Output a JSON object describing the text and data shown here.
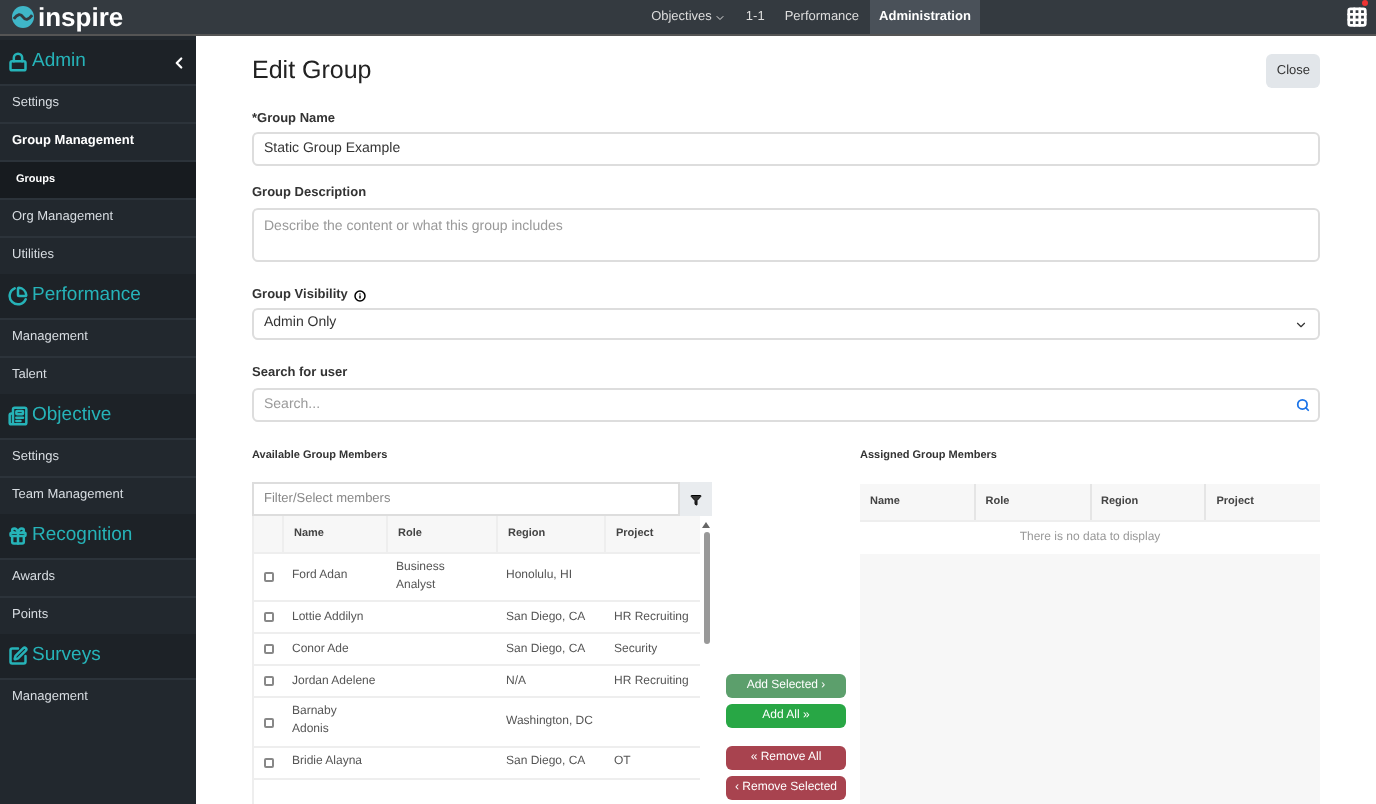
{
  "brand": {
    "name": "inspire"
  },
  "nav": {
    "items": [
      {
        "label": "Objectives",
        "dropdown": true,
        "selected": false
      },
      {
        "label": "1-1",
        "dropdown": false,
        "selected": false
      },
      {
        "label": "Performance",
        "dropdown": false,
        "selected": false
      },
      {
        "label": "Administration",
        "dropdown": false,
        "selected": true
      }
    ],
    "notification": true
  },
  "sidebar": {
    "sections": [
      {
        "title": "Admin",
        "collapsible": true,
        "items": [
          {
            "label": "Settings",
            "selected": false,
            "kind": "item"
          },
          {
            "label": "Group Management",
            "selected": true,
            "kind": "item"
          },
          {
            "label": "Groups",
            "selected": true,
            "kind": "sub"
          },
          {
            "label": "Org Management",
            "selected": false,
            "kind": "item"
          },
          {
            "label": "Utilities",
            "selected": false,
            "kind": "item"
          }
        ]
      },
      {
        "title": "Performance",
        "collapsible": false,
        "items": [
          {
            "label": "Management",
            "selected": false,
            "kind": "item"
          },
          {
            "label": "Talent",
            "selected": false,
            "kind": "item"
          }
        ]
      },
      {
        "title": "Objective",
        "collapsible": false,
        "items": [
          {
            "label": "Settings",
            "selected": false,
            "kind": "item"
          },
          {
            "label": "Team Management",
            "selected": false,
            "kind": "item"
          }
        ]
      },
      {
        "title": "Recognition",
        "collapsible": false,
        "items": [
          {
            "label": "Awards",
            "selected": false,
            "kind": "item"
          },
          {
            "label": "Points",
            "selected": false,
            "kind": "item"
          }
        ]
      },
      {
        "title": "Surveys",
        "collapsible": false,
        "items": [
          {
            "label": "Management",
            "selected": false,
            "kind": "item"
          }
        ]
      }
    ]
  },
  "page": {
    "title": "Edit Group",
    "close_button": "Close"
  },
  "form": {
    "group_name": {
      "label": "*Group Name",
      "value": "Static Group Example"
    },
    "group_description": {
      "label": "Group Description",
      "placeholder": "Describe the content or what this group includes"
    },
    "group_visibility": {
      "label": "Group Visibility",
      "value": "Admin Only"
    },
    "search_user": {
      "label": "Search for user",
      "placeholder": "Search..."
    }
  },
  "available": {
    "title": "Available Group Members",
    "filter_placeholder": "Filter/Select members",
    "columns": [
      "Name",
      "Role",
      "Region",
      "Project"
    ],
    "rows": [
      {
        "name": "Ford Adan",
        "role": "Business Analyst",
        "region": "Honolulu, HI",
        "project": "",
        "checked": false
      },
      {
        "name": "Lottie Addilyn",
        "role": "",
        "region": "San Diego, CA",
        "project": "HR Recruiting",
        "checked": false
      },
      {
        "name": "Conor Ade",
        "role": "",
        "region": "San Diego, CA",
        "project": "Security",
        "checked": false
      },
      {
        "name": "Jordan Adelene",
        "role": "",
        "region": "N/A",
        "project": "HR Recruiting",
        "checked": false
      },
      {
        "name": "Barnaby Adonis",
        "role": "",
        "region": "Washington, DC",
        "project": "",
        "checked": false
      },
      {
        "name": "Bridie Alayna",
        "role": "",
        "region": "San Diego, CA",
        "project": "OT",
        "checked": false
      }
    ]
  },
  "transfer_buttons": [
    {
      "label": "Add Selected ›",
      "kind": "add",
      "disabled": true
    },
    {
      "label": "Add All »",
      "kind": "add",
      "disabled": false
    },
    {
      "label": "« Remove All",
      "kind": "remove",
      "disabled": false
    },
    {
      "label": "‹ Remove Selected",
      "kind": "remove",
      "disabled": false
    }
  ],
  "assigned": {
    "title": "Assigned Group Members",
    "columns": [
      "Name",
      "Role",
      "Region",
      "Project"
    ],
    "empty_message": "There is no data to display"
  }
}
════════════════
Instruction: Take every line containing the word "data" and copy it.

Correct answer:
Output a JSON object describing the text and data shown here.
    "empty_message": "There is no data to display"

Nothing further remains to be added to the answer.